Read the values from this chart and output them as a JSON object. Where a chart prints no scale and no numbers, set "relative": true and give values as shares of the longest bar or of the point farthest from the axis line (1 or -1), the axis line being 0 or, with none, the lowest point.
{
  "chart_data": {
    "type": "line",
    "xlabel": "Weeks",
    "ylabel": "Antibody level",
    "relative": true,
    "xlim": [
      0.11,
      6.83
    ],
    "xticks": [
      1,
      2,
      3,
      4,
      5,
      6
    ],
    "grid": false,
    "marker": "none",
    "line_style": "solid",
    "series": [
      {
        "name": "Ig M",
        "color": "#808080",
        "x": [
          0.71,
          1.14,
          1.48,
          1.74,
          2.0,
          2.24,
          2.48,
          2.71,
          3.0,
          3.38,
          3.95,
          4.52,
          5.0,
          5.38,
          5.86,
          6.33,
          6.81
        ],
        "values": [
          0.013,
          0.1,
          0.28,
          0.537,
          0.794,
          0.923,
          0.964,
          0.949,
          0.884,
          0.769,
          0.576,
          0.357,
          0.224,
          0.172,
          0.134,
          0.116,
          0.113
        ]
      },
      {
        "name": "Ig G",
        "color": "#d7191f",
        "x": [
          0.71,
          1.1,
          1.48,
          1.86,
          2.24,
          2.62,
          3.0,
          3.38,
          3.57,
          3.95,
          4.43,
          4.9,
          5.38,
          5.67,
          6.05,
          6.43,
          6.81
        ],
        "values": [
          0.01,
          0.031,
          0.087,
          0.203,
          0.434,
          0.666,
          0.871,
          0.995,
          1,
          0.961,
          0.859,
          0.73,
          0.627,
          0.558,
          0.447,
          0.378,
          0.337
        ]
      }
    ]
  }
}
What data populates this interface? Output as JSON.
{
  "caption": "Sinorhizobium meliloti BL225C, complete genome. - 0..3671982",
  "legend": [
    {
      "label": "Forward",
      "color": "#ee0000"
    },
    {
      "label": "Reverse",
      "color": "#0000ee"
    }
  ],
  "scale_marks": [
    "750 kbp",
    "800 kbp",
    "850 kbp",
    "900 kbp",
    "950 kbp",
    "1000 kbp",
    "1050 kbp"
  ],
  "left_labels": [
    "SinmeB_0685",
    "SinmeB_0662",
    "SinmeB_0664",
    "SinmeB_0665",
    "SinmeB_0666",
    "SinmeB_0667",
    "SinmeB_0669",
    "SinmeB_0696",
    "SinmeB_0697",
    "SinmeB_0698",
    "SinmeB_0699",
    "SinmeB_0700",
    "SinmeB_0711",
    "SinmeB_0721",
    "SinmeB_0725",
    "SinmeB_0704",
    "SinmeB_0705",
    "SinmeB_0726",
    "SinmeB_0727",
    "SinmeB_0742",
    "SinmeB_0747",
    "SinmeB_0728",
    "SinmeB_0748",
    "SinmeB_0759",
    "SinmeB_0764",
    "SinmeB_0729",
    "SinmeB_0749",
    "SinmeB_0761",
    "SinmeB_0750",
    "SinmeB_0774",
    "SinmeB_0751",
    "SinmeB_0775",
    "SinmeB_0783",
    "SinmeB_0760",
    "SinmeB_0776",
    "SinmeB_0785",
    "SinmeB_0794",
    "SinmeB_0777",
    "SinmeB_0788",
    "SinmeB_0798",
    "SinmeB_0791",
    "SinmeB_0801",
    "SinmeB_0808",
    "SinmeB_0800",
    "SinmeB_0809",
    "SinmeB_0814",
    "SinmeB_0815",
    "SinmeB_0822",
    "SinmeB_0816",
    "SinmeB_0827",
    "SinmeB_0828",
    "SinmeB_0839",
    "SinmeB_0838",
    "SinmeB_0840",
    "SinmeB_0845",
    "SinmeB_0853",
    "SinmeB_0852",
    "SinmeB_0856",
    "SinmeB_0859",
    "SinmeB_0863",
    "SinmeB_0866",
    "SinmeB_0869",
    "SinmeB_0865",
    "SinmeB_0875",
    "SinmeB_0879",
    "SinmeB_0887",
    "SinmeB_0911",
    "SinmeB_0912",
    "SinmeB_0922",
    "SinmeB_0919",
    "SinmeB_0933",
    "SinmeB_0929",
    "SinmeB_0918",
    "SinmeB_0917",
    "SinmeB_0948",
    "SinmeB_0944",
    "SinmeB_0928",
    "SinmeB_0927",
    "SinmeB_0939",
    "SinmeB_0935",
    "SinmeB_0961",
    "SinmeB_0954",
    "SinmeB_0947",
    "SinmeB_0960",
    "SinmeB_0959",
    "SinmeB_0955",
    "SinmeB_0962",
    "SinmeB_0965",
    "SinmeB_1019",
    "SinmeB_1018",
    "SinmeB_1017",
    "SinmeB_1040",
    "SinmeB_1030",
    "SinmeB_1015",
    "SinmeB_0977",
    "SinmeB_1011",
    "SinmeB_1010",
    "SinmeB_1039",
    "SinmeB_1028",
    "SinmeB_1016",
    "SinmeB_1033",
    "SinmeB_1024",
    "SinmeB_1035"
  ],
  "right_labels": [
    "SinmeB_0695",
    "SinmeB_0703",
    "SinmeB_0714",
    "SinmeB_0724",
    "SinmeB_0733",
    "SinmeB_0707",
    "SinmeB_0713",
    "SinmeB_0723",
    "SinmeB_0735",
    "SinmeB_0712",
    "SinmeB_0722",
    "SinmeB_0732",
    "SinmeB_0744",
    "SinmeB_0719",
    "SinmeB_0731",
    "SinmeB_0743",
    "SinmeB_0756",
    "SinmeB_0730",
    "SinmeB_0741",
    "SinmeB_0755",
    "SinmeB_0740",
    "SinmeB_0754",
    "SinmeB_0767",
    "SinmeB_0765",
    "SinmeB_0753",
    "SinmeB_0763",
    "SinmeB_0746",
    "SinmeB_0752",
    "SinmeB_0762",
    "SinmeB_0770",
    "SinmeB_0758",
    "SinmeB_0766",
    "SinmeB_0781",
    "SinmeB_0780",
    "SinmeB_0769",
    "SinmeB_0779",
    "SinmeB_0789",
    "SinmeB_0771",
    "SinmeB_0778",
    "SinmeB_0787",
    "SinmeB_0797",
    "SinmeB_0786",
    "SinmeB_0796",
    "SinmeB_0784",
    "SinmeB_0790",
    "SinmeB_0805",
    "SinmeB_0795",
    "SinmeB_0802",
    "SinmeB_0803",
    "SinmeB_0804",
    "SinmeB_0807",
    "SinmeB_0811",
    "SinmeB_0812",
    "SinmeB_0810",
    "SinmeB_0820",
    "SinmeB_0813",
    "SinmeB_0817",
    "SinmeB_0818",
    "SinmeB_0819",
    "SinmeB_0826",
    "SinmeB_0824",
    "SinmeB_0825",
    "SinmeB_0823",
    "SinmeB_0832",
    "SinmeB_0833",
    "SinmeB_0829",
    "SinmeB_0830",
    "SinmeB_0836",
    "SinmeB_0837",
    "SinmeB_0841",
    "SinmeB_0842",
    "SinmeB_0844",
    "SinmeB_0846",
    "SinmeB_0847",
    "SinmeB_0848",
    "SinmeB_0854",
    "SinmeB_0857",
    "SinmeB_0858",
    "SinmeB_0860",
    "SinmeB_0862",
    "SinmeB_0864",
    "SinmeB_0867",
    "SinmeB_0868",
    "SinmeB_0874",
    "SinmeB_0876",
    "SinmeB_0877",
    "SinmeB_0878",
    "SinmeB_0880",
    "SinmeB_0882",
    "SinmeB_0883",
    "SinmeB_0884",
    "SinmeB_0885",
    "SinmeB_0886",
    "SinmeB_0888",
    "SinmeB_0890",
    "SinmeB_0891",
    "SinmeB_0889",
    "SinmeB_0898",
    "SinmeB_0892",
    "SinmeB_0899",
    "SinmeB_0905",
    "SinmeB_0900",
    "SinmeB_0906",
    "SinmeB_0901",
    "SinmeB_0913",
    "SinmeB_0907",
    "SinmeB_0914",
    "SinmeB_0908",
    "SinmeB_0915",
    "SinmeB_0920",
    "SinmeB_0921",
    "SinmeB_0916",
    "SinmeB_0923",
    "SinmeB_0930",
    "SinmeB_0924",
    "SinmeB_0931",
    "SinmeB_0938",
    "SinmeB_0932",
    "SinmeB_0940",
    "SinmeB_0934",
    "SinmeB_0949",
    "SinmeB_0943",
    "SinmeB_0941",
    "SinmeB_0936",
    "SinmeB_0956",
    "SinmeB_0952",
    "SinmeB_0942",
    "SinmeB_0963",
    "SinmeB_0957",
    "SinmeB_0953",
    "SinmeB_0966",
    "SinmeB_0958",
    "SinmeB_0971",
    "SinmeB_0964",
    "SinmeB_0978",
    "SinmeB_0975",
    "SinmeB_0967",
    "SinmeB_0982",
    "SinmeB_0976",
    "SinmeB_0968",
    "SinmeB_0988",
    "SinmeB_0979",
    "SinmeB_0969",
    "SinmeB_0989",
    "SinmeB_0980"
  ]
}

::::

**Problem description:** Please tally the lines above that include the word "JSON" and answer with the number by itself.

**Output for this task:** 2